DATA ROWS start

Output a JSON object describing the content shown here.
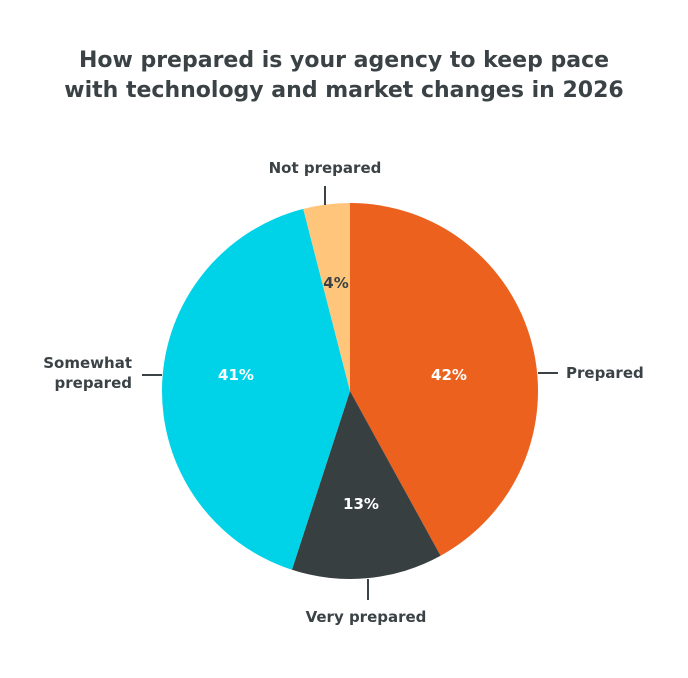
{
  "chart_data": {
    "type": "pie",
    "title": "How prepared is your agency to keep pace with technology and market changes in 2026",
    "title_lines": [
      "How prepared is your agency to keep pace",
      "with technology and market changes in 2026"
    ],
    "start": "top, clockwise",
    "slices": [
      {
        "label": "Prepared",
        "value": 42,
        "value_label": "42%",
        "color": "#EC611E",
        "text_color": "#ffffff"
      },
      {
        "label": "Very prepared",
        "value": 13,
        "value_label": "13%",
        "color": "#373F41",
        "text_color": "#ffffff"
      },
      {
        "label": "Somewhat prepared",
        "value": 41,
        "value_label": "41%",
        "color": "#00D2E8",
        "text_color": "#ffffff"
      },
      {
        "label": "Not prepared",
        "value": 4,
        "value_label": "4%",
        "color": "#FFC57B",
        "text_color": "#3a4245"
      }
    ]
  }
}
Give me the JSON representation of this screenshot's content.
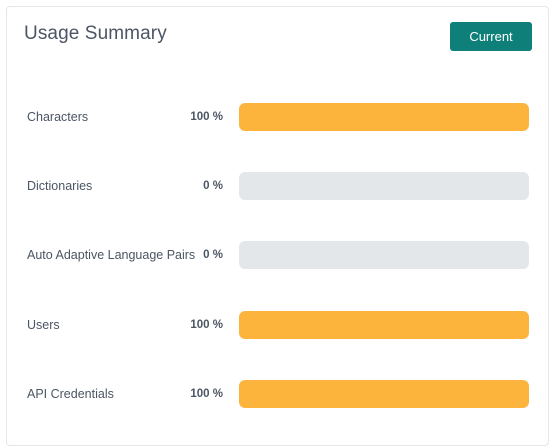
{
  "header": {
    "title": "Usage Summary",
    "button_label": "Current"
  },
  "colors": {
    "accent": "#0f7f79",
    "bar_fill": "#fdb43c",
    "bar_track": "#e3e7ea"
  },
  "usage": [
    {
      "label": "Characters",
      "percent_text": "100 %",
      "percent": 100
    },
    {
      "label": "Dictionaries",
      "percent_text": "0 %",
      "percent": 0
    },
    {
      "label": "Auto Adaptive Language Pairs",
      "percent_text": "0 %",
      "percent": 0
    },
    {
      "label": "Users",
      "percent_text": "100 %",
      "percent": 100
    },
    {
      "label": "API Credentials",
      "percent_text": "100 %",
      "percent": 100
    }
  ]
}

DATA ROWS end

**WHAT NEEDS TO BE DONE:**
What count of lines in the listing contain the word "market"? Reply with the number only.

**SOLVED EXERCISE:**
2